Dataset rows:
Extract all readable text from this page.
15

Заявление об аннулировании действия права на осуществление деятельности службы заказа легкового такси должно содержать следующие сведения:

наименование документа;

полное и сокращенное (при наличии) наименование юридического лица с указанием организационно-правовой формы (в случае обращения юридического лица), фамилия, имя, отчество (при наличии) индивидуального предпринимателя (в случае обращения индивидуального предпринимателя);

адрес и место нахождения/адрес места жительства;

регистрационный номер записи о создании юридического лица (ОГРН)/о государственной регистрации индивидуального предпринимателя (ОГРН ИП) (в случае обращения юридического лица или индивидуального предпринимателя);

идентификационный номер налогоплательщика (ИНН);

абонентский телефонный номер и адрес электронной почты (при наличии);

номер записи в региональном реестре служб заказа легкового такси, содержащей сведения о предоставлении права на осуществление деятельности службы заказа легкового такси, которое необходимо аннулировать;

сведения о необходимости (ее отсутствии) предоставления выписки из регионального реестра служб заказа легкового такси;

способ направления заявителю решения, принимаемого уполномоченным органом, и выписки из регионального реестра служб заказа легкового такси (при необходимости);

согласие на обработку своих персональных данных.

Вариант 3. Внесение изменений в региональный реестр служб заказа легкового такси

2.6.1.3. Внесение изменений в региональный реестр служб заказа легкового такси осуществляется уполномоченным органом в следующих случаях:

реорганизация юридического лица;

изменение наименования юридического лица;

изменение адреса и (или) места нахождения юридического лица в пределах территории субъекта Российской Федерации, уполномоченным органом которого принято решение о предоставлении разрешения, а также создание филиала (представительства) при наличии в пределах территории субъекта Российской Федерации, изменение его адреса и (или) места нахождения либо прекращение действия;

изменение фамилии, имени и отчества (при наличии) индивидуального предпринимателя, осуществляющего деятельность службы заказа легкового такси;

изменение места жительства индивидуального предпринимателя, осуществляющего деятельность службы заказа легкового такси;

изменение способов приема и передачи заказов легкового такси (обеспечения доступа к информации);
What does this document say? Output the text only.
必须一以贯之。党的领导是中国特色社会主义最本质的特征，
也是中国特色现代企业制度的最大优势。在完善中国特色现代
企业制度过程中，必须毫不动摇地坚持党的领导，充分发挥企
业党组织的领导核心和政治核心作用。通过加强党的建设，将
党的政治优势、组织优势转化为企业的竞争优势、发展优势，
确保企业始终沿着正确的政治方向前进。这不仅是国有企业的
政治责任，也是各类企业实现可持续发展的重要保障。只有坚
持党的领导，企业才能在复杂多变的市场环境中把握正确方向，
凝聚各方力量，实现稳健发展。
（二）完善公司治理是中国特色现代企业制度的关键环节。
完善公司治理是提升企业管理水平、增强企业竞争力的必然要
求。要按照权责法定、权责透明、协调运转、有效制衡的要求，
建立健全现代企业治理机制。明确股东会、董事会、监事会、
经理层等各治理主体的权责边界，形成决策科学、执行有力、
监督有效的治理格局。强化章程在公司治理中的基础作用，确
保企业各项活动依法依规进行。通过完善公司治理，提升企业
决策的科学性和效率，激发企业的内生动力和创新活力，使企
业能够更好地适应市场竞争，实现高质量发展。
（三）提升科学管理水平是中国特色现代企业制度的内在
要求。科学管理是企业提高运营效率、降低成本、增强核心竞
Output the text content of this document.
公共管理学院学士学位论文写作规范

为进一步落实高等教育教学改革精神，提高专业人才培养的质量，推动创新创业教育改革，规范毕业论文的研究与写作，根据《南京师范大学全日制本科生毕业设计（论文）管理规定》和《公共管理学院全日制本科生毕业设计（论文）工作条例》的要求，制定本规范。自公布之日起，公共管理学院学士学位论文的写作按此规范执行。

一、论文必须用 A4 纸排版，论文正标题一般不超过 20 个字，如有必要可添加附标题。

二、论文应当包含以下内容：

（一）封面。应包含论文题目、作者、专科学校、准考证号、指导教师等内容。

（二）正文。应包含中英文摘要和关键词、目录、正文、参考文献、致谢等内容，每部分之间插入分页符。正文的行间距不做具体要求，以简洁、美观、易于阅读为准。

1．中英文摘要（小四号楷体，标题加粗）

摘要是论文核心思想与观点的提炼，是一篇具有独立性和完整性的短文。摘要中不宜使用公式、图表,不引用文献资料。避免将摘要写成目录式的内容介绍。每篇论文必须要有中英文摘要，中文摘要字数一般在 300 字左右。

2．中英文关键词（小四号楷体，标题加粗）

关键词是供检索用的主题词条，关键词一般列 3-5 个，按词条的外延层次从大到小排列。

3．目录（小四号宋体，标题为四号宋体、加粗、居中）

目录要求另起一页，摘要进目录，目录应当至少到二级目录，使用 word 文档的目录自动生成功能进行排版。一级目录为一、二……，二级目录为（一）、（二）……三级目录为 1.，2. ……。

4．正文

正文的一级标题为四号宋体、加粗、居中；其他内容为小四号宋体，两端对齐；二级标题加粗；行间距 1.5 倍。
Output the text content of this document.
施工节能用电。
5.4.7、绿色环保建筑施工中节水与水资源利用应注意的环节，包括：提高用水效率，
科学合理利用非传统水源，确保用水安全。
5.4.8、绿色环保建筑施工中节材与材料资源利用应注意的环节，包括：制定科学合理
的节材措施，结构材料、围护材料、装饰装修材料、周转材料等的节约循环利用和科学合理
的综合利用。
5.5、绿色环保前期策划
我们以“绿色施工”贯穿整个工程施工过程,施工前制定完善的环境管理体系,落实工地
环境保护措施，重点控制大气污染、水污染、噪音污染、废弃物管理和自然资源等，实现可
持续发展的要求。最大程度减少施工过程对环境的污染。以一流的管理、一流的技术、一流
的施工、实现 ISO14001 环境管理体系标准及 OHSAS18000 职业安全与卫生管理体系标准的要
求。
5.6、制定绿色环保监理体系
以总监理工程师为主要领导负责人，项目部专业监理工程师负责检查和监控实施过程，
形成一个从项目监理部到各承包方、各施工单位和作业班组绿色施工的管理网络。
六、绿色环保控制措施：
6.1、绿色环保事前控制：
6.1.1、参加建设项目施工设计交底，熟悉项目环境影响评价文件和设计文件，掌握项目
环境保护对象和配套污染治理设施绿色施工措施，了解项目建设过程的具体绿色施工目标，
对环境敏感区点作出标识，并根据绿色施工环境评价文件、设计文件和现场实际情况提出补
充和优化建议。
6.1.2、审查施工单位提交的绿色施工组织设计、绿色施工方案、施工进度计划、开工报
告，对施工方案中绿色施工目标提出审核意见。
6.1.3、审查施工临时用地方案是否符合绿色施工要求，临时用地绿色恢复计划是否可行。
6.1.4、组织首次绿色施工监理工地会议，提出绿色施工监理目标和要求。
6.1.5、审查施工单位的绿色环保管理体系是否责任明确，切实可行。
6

» REQUIRED WORK
Transcribe the material above in its entirety. Match it exactly.

» WORKED ANSWER
Extract all readable text from this page.
15

Заявление об аннулировании действия права на осуществление деятельности службы заказа легкового такси должно содержать следующие сведения:

наименование документа;

полное и сокращенное (при наличии) наименование юридического лица с указанием организационно-правовой формы (в случае обращения юридического лица), фамилия, имя, отчество (при наличии) индивидуального предпринимателя (в случае обращения индивидуального предпринимателя);

адрес и место нахождения/адрес места жительства;

регистрационный номер записи о создании юридического лица (ОГРН)/о государственной регистрации индивидуального предпринимателя (ОГРН ИП) (в случае обращения юридического лица или индивидуального предпринимателя);

идентификационный номер налогоплательщика (ИНН);

абонентский телефонный номер и адрес электронной почты (при наличии);

номер записи в региональном реестре служб заказа легкового такси, содержащей сведения о предоставлении права на осуществление деятельности службы заказа легкового такси, которое необходимо аннулировать;

сведения о необходимости (ее отсутствии) предоставления выписки из регионального реестра служб заказа легкового такси;

способ направления заявителю решения, принимаемого уполномоченным органом, и выписки из регионального реестра служб заказа легкового такси (при необходимости);

согласие на обработку своих персональных данных.

Вариант 3. Внесение изменений в региональный реестр служб заказа легкового такси

2.6.1.3. Внесение изменений в региональный реестр служб заказа легкового такси осуществляется уполномоченным органом в следующих случаях:

реорганизация юридического лица;

изменение наименования юридического лица;

изменение адреса и (или) места нахождения юридического лица в пределах территории субъекта Российской Федерации, уполномоченным органом которого принято решение о предоставлении разрешения, а также создание филиала (представительства) при наличии в пределах территории субъекта Российской Федерации, изменение его адреса и (или) места нахождения либо прекращение действия;

изменение фамилии, имени и отчества (при наличии) индивидуального предпринимателя, осуществляющего деятельность службы заказа легкового такси;

изменение места жительства индивидуального предпринимателя, осуществляющего деятельность службы заказа легкового такси;

изменение способов приема и передачи заказов легкового такси (обеспечения доступа к информации);
What does this document say? Output the text only.
必须一以贯之。党的领导是中国特色社会主义最本质的特征，
也是中国特色现代企业制度的最大优势。在完善中国特色现代
企业制度过程中，必须毫不动摇地坚持党的领导，充分发挥企
业党组织的领导核心和政治核心作用。通过加强党的建设，将
党的政治优势、组织优势转化为企业的竞争优势、发展优势，
确保企业始终沿着正确的政治方向前进。这不仅是国有企业的
政治责任，也是各类企业实现可持续发展的重要保障。只有坚
持党的领导，企业才能在复杂多变的市场环境中把握正确方向，
凝聚各方力量，实现稳健发展。
（二）完善公司治理是中国特色现代企业制度的关键环节。
完善公司治理是提升企业管理水平、增强企业竞争力的必然要
求。要按照权责法定、权责透明、协调运转、有效制衡的要求，
建立健全现代企业治理机制。明确股东会、董事会、监事会、
经理层等各治理主体的权责边界，形成决策科学、执行有力、
监督有效的治理格局。强化章程在公司治理中的基础作用，确
保企业各项活动依法依规进行。通过完善公司治理，提升企业
决策的科学性和效率，激发企业的内生动力和创新活力，使企
业能够更好地适应市场竞争，实现高质量发展。
（三）提升科学管理水平是中国特色现代企业制度的内在
要求。科学管理是企业提高运营效率、降低成本、增强核心竞
Output the text content of this document.
公共管理学院学士学位论文写作规范

为进一步落实高等教育教学改革精神，提高专业人才培养的质量，推动创新创业教育改革，规范毕业论文的研究与写作，根据《南京师范大学全日制本科生毕业设计（论文）管理规定》和《公共管理学院全日制本科生毕业设计（论文）工作条例》的要求，制定本规范。自公布之日起，公共管理学院学士学位论文的写作按此规范执行。

一、论文必须用 A4 纸排版，论文正标题一般不超过 20 个字，如有必要可添加附标题。

二、论文应当包含以下内容：

（一）封面。应包含论文题目、作者、专科学校、准考证号、指导教师等内容。

（二）正文。应包含中英文摘要和关键词、目录、正文、参考文献、致谢等内容，每部分之间插入分页符。正文的行间距不做具体要求，以简洁、美观、易于阅读为准。

1．中英文摘要（小四号楷体，标题加粗）

摘要是论文核心思想与观点的提炼，是一篇具有独立性和完整性的短文。摘要中不宜使用公式、图表,不引用文献资料。避免将摘要写成目录式的内容介绍。每篇论文必须要有中英文摘要，中文摘要字数一般在 300 字左右。

2．中英文关键词（小四号楷体，标题加粗）

关键词是供检索用的主题词条，关键词一般列 3-5 个，按词条的外延层次从大到小排列。

3．目录（小四号宋体，标题为四号宋体、加粗、居中）

目录要求另起一页，摘要进目录，目录应当至少到二级目录，使用 word 文档的目录自动生成功能进行排版。一级目录为一、二……，二级目录为（一）、（二）……三级目录为 1.，2. ……。

4．正文

正文的一级标题为四号宋体、加粗、居中；其他内容为小四号宋体，两端对齐；二级标题加粗；行间距 1.5 倍。
Output the text content of this document.
施工节能用电。
5.4.7、绿色环保建筑施工中节水与水资源利用应注意的环节，包括：提高用水效率，
科学合理利用非传统水源，确保用水安全。
5.4.8、绿色环保建筑施工中节材与材料资源利用应注意的环节，包括：制定科学合理
的节材措施，结构材料、围护材料、装饰装修材料、周转材料等的节约循环利用和科学合理
的综合利用。
5.5、绿色环保前期策划
我们以“绿色施工”贯穿整个工程施工过程,施工前制定完善的环境管理体系,落实工地
环境保护措施，重点控制大气污染、水污染、噪音污染、废弃物管理和自然资源等，实现可
持续发展的要求。最大程度减少施工过程对环境的污染。以一流的管理、一流的技术、一流
的施工、实现 ISO14001 环境管理体系标准及 OHSAS18000 职业安全与卫生管理体系标准的要
求。
5.6、制定绿色环保监理体系
以总监理工程师为主要领导负责人，项目部专业监理工程师负责检查和监控实施过程，
形成一个从项目监理部到各承包方、各施工单位和作业班组绿色施工的管理网络。
六、绿色环保控制措施：
6.1、绿色环保事前控制：
6.1.1、参加建设项目施工设计交底，熟悉项目环境影响评价文件和设计文件，掌握项目
环境保护对象和配套污染治理设施绿色施工措施，了解项目建设过程的具体绿色施工目标，
对环境敏感区点作出标识，并根据绿色施工环境评价文件、设计文件和现场实际情况提出补
充和优化建议。
6.1.2、审查施工单位提交的绿色施工组织设计、绿色施工方案、施工进度计划、开工报
告，对施工方案中绿色施工目标提出审核意见。
6.1.3、审查施工临时用地方案是否符合绿色施工要求，临时用地绿色恢复计划是否可行。
6.1.4、组织首次绿色施工监理工地会议，提出绿色施工监理目标和要求。
6.1.5、审查施工单位的绿色环保管理体系是否责任明确，切实可行。
6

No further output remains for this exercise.